Information given:
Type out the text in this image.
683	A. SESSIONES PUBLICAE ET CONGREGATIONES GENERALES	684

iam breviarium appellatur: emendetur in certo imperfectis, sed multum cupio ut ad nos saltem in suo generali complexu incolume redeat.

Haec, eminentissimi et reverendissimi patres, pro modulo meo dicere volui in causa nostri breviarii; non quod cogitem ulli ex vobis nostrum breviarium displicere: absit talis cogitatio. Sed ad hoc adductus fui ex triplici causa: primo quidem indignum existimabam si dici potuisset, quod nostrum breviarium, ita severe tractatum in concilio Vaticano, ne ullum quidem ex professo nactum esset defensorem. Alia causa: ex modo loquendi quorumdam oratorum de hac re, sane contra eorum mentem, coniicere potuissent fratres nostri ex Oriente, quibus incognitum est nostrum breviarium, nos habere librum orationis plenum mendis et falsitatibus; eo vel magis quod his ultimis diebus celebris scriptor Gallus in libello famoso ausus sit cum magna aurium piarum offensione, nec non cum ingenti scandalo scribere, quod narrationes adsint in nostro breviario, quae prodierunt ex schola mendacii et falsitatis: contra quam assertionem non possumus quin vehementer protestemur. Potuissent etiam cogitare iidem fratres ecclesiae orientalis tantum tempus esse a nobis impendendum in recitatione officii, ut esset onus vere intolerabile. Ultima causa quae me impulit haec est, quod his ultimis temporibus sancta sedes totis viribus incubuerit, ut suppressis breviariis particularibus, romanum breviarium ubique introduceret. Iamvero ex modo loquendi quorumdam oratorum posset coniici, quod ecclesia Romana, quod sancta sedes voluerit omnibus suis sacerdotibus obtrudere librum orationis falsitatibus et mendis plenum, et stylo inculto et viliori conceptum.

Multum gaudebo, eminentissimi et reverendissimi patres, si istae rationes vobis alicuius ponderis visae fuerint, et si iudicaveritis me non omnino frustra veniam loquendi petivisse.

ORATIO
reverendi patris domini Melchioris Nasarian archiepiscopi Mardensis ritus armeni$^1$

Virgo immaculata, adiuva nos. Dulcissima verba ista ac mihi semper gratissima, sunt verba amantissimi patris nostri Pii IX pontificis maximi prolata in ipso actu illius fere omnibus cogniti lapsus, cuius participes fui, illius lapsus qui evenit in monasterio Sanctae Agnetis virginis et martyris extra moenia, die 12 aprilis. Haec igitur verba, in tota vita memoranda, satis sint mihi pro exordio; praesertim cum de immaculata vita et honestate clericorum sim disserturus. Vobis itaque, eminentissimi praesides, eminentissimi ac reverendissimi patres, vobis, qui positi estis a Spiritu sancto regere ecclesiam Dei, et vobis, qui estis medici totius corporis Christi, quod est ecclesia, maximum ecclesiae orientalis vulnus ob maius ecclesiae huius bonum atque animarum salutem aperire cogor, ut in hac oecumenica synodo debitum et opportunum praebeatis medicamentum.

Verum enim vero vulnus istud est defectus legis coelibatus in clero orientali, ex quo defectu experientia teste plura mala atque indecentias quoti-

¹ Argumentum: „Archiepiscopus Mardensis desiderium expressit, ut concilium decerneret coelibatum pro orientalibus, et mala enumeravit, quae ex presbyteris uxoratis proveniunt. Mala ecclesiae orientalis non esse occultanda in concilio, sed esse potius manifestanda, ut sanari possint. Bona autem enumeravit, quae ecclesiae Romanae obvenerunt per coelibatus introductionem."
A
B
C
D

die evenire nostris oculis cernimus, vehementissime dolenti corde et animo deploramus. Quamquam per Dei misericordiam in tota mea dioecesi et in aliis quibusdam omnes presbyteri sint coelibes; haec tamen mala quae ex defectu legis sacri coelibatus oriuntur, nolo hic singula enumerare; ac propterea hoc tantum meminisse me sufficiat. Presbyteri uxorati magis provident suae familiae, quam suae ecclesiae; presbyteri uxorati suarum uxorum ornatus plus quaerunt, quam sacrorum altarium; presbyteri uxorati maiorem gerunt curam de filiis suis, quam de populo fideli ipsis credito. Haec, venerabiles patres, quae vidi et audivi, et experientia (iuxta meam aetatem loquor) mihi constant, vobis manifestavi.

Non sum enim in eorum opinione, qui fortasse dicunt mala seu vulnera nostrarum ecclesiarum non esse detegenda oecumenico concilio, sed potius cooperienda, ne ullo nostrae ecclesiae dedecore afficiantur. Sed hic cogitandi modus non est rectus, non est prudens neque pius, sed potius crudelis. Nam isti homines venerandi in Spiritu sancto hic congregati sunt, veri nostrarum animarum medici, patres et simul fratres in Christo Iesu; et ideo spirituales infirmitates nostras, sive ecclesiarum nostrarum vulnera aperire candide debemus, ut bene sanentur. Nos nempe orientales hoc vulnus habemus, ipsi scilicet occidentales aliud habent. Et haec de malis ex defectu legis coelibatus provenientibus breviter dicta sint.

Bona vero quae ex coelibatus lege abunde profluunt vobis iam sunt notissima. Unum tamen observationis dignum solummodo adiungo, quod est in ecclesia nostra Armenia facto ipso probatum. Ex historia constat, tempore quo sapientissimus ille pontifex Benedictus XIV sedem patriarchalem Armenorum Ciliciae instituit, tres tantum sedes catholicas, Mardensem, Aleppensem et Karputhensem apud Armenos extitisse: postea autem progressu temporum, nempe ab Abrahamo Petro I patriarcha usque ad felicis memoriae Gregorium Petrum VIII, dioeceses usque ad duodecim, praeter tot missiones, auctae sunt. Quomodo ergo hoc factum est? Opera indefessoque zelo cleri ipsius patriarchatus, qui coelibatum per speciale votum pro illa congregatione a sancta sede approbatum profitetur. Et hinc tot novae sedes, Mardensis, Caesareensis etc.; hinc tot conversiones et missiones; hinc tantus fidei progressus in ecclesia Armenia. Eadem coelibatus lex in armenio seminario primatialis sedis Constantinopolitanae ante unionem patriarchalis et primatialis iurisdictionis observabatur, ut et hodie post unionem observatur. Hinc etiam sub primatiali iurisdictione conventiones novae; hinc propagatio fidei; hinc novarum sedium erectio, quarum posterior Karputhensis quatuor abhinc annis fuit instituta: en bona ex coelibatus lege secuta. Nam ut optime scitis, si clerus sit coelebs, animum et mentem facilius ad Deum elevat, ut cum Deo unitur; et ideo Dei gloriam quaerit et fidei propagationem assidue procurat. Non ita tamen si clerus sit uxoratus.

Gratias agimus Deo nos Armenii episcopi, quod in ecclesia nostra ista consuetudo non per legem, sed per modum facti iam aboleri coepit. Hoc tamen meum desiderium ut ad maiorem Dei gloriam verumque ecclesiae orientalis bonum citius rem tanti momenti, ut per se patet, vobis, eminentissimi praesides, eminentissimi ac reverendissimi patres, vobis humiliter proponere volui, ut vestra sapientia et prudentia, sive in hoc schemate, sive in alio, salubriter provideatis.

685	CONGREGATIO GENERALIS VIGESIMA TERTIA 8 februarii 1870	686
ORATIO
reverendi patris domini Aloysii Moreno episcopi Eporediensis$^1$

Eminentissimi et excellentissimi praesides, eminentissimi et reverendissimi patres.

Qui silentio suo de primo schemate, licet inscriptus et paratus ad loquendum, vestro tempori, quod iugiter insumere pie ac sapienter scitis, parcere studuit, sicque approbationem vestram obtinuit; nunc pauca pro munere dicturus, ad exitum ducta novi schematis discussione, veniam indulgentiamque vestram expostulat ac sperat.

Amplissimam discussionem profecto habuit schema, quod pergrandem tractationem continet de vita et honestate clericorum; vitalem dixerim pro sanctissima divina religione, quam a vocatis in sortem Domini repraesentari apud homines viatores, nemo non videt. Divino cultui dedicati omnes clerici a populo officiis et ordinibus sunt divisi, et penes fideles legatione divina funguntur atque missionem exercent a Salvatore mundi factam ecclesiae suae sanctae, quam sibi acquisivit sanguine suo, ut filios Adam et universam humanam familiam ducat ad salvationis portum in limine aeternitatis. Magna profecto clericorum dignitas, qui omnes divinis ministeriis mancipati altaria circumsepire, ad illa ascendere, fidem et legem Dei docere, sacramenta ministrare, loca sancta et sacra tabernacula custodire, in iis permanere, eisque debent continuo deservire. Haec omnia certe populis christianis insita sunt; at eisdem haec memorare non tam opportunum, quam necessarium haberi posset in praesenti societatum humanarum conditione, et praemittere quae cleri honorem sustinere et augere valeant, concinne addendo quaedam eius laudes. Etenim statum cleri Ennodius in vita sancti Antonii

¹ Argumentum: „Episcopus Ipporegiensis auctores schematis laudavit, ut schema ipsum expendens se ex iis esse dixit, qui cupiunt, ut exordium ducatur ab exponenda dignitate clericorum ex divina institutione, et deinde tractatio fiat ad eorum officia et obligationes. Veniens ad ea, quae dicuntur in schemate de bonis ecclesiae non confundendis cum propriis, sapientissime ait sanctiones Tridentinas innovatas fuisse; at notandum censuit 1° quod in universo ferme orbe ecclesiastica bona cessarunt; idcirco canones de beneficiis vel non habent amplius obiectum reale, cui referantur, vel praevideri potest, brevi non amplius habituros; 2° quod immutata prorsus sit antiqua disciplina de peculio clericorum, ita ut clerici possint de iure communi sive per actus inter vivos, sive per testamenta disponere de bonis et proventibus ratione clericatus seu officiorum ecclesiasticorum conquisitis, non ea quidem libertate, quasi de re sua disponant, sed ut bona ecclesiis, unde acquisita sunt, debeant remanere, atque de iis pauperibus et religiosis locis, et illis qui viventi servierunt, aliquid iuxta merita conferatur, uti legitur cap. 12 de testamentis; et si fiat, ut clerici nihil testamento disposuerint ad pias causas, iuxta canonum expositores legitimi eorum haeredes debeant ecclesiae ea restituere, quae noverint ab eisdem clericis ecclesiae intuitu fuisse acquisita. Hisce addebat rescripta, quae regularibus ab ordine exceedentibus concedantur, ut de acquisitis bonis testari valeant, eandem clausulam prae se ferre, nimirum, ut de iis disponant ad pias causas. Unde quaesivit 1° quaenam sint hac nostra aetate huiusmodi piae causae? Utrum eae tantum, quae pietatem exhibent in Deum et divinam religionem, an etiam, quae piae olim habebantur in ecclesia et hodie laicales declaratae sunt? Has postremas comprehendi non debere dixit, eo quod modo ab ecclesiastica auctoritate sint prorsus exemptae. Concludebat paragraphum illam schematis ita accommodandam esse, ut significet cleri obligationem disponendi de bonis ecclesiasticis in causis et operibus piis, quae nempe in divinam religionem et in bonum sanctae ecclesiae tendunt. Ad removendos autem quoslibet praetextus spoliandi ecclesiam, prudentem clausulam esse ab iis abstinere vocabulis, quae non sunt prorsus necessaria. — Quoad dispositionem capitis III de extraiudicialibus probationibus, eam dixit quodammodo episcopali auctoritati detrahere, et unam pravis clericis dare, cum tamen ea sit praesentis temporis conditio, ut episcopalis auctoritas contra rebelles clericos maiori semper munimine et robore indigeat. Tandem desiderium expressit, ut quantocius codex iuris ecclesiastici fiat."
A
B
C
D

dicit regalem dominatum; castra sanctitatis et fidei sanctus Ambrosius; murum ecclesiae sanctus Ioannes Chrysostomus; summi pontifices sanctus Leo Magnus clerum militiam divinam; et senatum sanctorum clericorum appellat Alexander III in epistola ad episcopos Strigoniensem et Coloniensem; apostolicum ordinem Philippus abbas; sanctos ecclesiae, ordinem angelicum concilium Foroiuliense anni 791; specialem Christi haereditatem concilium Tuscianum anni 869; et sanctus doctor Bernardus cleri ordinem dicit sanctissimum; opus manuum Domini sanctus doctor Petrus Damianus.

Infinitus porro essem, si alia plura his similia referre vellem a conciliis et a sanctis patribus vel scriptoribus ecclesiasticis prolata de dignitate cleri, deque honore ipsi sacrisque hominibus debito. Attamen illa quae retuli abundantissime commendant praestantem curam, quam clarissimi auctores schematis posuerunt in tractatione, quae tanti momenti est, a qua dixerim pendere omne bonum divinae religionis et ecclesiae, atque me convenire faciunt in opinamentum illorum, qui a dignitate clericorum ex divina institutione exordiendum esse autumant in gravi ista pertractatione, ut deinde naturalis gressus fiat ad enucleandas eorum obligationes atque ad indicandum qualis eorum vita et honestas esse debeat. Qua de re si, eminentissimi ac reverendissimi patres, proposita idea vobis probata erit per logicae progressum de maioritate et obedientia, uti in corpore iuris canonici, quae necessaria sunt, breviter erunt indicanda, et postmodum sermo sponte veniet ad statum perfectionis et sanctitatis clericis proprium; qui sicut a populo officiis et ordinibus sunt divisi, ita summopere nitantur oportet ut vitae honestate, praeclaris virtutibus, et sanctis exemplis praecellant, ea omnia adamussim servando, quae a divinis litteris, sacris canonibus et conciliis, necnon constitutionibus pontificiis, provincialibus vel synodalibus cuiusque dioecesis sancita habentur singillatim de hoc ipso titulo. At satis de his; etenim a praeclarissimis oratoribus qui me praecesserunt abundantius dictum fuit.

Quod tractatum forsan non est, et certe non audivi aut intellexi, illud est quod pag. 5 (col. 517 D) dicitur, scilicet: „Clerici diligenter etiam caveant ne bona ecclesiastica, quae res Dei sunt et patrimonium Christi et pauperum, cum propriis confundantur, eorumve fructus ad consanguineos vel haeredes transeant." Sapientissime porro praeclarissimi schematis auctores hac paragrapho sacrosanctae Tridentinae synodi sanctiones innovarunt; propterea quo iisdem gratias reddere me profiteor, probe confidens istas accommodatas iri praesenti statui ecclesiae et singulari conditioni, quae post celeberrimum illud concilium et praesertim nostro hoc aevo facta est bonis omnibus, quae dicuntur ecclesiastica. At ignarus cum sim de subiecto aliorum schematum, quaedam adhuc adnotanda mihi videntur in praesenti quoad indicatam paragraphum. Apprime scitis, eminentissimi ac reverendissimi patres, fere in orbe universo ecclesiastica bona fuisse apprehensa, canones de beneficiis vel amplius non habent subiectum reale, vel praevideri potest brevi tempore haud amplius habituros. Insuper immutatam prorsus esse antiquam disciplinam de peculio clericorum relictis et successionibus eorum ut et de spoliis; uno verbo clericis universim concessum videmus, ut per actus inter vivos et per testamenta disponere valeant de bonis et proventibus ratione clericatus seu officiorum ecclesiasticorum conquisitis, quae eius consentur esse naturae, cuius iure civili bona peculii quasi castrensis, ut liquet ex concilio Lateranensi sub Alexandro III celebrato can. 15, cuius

What this task involves: From the listing above, copy all lines holding the word "patris".

Full output:
reverendi patris domini Melchioris Nasarian archiepiscopi Mardensis ritus armeni$^1$
Virgo immaculata, adiuva nos. Dulcissima verba ista ac mihi semper gratissima, sunt verba amantissimi patris nostri Pii IX pontificis maximi prolata in ipso actu illius fere omnibus cogniti lapsus, cuius participes fui, illius lapsus qui evenit in monasterio Sanctae Agnetis virginis et martyris extra moenia, die 12 aprilis. Haec igitur verba, in tota vita memoranda, satis sint mihi pro exordio; praesertim cum de immaculata vita et honestate clericorum sim disserturus. Vobis itaque, eminentissimi praesides, eminentissimi ac reverendissimi patres, vobis, qui positi estis a Spiritu sancto regere ecclesiam Dei, et vobis, qui estis medici totius corporis Christi, quod est ecclesia, maximum ecclesiae orientalis vulnus ob maius ecclesiae huius bonum atque animarum salutem aperire cogor, ut in hac oecumenica synodo debitum et opportunum praebeatis medicamentum.
reverendi patris domini Aloysii Moreno episcopi Eporediensis$^1$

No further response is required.